▶ _INSTRUCTIONS TO FOLLOW_: Each line containing the word "true" should be found and copied.

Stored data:
============

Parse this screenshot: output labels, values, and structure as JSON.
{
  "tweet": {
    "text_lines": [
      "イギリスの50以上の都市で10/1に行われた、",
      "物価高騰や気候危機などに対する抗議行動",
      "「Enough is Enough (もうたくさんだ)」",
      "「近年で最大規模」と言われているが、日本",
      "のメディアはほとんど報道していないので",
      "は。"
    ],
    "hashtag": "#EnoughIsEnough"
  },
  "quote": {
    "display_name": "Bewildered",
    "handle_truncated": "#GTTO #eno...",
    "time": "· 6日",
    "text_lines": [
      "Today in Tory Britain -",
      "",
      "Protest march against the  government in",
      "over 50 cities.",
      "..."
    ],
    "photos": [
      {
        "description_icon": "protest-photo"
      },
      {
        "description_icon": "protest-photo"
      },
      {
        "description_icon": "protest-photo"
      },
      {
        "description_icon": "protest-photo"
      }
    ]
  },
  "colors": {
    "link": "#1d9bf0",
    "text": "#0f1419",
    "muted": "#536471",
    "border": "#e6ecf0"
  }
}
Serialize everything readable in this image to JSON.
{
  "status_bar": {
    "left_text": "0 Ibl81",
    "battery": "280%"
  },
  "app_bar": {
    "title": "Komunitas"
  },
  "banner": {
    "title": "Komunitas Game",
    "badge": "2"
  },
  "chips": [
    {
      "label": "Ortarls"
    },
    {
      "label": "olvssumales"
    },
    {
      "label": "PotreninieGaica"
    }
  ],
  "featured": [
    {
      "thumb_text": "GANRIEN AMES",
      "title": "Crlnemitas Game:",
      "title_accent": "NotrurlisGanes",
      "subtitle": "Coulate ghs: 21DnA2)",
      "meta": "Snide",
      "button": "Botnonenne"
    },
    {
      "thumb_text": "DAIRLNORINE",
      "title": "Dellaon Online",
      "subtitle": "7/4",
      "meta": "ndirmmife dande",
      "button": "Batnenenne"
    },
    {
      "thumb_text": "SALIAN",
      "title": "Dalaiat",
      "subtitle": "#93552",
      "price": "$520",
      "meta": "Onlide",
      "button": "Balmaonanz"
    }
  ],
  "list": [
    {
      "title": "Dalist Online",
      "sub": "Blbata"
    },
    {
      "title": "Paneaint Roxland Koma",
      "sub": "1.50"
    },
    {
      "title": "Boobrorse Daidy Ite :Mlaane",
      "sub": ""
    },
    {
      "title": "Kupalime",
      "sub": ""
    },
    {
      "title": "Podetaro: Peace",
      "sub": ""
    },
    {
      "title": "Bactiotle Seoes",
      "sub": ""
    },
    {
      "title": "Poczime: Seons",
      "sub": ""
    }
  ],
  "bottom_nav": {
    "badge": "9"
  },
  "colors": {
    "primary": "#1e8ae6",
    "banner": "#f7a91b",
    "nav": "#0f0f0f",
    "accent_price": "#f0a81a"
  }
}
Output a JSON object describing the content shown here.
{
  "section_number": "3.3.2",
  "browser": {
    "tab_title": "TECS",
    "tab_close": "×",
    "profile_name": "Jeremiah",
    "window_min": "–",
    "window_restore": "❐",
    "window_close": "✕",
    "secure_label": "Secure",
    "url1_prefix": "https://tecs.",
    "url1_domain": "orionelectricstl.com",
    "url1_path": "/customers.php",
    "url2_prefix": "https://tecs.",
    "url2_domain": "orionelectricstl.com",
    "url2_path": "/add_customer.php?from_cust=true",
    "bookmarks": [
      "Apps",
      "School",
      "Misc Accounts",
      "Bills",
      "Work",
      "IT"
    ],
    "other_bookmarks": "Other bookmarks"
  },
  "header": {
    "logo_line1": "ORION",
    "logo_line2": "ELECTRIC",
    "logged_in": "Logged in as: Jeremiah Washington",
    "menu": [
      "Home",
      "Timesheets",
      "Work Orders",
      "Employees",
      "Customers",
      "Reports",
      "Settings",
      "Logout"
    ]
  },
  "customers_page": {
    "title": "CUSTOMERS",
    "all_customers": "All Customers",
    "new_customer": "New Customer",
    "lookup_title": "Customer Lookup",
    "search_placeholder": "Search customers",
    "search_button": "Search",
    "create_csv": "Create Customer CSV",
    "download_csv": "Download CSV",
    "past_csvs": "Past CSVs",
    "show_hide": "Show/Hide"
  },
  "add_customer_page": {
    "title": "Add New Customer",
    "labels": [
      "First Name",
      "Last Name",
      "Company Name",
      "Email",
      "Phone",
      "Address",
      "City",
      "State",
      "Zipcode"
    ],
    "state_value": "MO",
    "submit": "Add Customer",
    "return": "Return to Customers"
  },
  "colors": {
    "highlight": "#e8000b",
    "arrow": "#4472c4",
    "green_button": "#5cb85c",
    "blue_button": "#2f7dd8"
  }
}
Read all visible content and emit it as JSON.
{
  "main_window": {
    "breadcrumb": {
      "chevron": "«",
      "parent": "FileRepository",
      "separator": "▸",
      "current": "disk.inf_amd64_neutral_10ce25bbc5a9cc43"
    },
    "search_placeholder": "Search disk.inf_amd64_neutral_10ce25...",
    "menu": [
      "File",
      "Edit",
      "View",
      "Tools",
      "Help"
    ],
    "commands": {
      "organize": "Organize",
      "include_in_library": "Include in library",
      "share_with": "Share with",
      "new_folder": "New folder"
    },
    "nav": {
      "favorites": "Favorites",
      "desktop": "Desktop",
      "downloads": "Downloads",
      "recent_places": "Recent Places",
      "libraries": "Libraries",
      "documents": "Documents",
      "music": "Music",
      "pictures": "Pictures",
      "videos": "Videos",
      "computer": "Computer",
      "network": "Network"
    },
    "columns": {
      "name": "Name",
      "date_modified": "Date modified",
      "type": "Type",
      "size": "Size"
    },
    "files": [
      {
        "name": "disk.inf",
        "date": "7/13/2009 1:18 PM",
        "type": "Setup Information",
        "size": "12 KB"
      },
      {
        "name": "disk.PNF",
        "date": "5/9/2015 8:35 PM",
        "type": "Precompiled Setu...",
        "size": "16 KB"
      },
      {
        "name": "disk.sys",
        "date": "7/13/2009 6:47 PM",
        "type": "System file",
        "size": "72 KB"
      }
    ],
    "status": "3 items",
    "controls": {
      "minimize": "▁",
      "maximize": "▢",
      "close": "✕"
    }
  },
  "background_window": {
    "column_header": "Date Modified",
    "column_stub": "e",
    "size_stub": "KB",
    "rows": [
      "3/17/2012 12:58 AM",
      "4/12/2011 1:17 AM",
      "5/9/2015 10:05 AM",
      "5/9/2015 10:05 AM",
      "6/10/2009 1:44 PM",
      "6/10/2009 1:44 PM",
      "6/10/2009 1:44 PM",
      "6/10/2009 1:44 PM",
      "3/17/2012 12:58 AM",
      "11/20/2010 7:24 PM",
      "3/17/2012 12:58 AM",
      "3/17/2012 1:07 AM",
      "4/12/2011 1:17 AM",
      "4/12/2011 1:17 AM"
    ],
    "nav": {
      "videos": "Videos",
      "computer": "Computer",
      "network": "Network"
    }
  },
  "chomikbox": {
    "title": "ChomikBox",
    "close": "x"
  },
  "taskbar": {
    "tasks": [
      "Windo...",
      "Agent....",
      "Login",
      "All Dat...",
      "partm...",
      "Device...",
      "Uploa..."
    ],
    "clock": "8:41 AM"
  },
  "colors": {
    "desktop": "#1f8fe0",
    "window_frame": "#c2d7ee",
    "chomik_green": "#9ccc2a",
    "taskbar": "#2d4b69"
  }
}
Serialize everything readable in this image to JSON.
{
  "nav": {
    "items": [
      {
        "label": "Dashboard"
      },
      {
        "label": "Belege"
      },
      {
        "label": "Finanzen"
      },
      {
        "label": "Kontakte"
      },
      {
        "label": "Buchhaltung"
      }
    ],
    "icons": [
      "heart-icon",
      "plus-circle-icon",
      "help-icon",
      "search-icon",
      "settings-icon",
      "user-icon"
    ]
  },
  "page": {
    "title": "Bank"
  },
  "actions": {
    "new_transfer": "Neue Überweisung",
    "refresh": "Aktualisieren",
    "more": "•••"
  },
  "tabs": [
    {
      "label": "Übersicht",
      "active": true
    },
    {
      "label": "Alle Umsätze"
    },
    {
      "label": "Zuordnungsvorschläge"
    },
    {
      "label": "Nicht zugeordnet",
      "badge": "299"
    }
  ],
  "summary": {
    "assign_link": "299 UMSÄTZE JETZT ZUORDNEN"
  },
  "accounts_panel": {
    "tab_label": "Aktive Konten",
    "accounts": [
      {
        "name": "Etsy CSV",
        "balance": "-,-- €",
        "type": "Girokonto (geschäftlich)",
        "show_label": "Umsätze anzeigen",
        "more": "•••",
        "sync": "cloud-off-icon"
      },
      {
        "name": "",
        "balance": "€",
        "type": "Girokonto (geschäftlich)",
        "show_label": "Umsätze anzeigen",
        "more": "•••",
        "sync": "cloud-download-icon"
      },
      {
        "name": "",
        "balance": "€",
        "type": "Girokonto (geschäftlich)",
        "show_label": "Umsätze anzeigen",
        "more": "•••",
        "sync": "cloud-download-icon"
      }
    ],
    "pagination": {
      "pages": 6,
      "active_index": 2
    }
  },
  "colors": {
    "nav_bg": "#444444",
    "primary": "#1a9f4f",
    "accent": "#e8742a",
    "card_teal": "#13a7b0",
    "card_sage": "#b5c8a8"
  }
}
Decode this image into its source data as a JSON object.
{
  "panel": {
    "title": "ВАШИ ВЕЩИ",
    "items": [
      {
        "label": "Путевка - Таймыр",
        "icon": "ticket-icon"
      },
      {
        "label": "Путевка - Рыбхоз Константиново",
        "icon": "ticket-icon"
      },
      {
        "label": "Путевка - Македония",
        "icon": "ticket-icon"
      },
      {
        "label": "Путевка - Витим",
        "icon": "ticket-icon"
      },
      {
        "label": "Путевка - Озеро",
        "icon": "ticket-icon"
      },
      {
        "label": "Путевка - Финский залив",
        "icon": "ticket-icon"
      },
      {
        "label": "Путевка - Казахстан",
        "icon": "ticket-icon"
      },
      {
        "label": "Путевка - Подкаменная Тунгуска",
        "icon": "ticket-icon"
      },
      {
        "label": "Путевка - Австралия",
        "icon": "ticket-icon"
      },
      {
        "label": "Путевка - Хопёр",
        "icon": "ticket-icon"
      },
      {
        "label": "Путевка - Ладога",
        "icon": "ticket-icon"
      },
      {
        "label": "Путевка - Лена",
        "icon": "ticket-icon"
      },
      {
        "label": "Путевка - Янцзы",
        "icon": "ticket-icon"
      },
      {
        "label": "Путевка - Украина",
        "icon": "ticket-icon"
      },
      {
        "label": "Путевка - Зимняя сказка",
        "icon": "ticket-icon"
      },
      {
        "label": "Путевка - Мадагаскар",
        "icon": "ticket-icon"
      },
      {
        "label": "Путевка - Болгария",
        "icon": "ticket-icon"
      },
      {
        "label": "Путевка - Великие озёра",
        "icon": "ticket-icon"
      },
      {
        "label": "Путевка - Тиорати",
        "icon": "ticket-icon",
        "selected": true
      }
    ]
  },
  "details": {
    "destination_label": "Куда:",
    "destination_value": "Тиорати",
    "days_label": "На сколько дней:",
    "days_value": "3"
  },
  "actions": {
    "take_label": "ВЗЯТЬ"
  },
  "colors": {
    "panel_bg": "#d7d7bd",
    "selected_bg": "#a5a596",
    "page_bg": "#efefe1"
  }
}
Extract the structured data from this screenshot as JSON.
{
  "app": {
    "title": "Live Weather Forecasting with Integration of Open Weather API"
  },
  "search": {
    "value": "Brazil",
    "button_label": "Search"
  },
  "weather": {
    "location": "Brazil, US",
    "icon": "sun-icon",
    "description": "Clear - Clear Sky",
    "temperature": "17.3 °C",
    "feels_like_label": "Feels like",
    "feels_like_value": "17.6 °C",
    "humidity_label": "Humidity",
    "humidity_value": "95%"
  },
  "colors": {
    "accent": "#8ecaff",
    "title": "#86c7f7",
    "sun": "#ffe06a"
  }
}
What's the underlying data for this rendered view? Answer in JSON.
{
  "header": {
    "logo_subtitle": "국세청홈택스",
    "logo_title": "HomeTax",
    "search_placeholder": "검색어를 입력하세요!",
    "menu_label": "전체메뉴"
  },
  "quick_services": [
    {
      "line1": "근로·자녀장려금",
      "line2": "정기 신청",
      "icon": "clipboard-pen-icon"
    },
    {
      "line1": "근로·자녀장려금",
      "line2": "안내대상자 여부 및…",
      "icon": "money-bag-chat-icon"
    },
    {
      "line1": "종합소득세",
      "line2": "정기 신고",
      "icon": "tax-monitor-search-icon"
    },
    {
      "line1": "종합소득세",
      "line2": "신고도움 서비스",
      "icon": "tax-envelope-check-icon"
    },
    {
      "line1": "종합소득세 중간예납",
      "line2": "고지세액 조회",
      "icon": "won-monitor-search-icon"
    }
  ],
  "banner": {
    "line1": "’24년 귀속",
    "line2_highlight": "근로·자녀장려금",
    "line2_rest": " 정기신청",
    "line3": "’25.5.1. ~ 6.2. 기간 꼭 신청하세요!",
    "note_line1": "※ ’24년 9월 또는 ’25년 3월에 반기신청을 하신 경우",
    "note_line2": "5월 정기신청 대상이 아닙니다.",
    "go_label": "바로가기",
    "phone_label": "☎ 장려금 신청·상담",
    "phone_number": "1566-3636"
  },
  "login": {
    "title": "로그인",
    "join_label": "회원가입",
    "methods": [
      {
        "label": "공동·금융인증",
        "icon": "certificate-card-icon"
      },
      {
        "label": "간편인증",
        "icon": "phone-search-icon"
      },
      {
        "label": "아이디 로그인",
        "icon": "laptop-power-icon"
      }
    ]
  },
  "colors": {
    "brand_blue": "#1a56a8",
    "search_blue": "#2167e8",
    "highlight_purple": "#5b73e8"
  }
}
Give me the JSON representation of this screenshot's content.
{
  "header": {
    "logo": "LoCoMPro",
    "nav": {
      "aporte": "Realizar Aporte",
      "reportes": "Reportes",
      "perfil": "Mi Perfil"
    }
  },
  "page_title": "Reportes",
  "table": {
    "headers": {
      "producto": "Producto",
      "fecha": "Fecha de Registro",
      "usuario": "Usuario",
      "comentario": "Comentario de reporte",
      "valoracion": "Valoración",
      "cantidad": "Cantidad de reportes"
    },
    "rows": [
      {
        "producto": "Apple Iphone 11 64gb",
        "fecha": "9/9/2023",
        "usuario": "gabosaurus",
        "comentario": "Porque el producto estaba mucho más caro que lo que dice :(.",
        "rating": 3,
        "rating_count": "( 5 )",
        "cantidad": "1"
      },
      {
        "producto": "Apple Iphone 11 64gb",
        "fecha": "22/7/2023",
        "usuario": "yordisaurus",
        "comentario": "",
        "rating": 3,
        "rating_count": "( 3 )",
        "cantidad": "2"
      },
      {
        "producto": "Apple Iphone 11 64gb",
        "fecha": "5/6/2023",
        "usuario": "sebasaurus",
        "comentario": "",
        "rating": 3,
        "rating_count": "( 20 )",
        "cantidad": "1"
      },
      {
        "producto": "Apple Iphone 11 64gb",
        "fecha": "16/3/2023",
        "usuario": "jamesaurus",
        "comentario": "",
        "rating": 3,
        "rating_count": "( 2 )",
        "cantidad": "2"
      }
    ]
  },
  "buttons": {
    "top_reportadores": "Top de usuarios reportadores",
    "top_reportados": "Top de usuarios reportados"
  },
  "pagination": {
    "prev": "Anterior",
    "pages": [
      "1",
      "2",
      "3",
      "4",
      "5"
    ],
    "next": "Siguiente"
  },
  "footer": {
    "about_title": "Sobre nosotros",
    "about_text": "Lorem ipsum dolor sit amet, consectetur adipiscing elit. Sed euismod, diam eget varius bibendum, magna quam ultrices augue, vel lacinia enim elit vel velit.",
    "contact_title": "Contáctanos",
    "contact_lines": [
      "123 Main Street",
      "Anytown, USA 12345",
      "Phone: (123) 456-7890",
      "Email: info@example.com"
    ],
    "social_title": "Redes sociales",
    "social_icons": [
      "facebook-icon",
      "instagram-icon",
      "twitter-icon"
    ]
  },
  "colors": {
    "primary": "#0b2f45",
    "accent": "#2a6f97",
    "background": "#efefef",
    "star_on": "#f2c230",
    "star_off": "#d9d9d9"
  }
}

============

▶ _WRITTEN ANSWER_:
    "url2_path": "/add_customer.php?from_cust=true",
      "active": true
        "selected": true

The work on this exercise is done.